§ **TASK GOAL**:
Where a line contains the string "this", copy that line.

§ **EXERCISE INPUTS**:
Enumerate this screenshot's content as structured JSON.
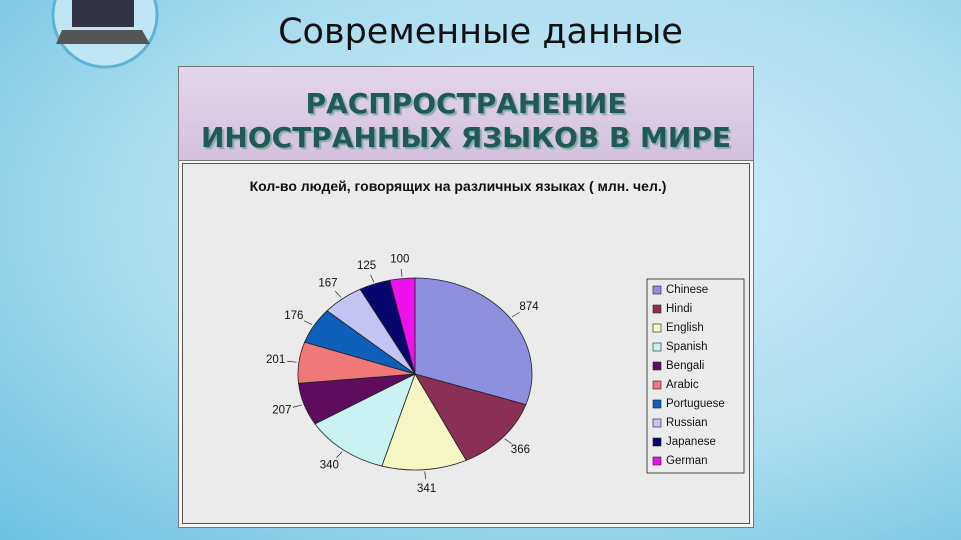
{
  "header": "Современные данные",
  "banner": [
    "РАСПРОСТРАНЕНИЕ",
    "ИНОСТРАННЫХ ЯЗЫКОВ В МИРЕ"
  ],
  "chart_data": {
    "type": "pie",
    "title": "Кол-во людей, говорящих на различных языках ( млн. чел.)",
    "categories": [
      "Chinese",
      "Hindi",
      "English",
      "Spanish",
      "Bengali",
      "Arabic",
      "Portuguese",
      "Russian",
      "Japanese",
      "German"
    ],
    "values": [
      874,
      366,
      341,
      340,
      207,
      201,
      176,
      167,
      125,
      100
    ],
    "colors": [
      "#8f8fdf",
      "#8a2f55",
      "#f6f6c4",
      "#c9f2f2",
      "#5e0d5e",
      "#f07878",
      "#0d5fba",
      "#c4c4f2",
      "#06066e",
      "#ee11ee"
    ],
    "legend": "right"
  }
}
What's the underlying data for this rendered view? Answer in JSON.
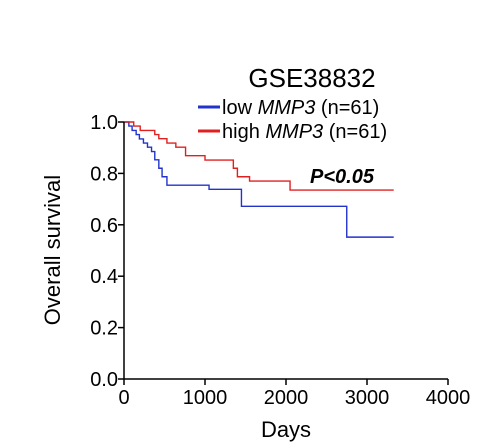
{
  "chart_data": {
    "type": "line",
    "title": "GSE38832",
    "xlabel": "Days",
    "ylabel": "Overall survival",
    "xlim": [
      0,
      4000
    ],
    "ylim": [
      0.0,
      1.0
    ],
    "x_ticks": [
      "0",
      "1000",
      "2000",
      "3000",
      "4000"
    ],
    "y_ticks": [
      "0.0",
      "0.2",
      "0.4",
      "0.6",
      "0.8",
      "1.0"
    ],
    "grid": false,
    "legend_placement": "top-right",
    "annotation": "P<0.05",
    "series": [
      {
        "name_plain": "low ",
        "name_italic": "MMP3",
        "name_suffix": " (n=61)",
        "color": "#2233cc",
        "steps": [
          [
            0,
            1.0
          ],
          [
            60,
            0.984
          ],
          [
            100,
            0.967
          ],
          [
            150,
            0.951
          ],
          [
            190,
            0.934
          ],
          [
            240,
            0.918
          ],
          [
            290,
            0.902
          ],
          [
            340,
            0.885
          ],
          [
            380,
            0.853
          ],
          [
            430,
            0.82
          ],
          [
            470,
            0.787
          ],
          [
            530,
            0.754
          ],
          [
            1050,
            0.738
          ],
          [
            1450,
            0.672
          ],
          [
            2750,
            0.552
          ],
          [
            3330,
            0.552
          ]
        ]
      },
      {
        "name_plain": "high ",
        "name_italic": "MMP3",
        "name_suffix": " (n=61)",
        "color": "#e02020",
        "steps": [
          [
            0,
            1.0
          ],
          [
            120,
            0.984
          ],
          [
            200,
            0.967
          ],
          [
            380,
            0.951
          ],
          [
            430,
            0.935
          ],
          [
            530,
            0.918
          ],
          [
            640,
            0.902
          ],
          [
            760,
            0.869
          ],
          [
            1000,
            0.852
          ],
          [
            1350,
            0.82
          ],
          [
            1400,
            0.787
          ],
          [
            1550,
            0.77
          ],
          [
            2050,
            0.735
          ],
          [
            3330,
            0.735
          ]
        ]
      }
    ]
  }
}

§ **WORKED ANSWER**:
Enumerate this screenshot's content as structured JSON.
What's the underlying data for this rendered view? Answer in JSON.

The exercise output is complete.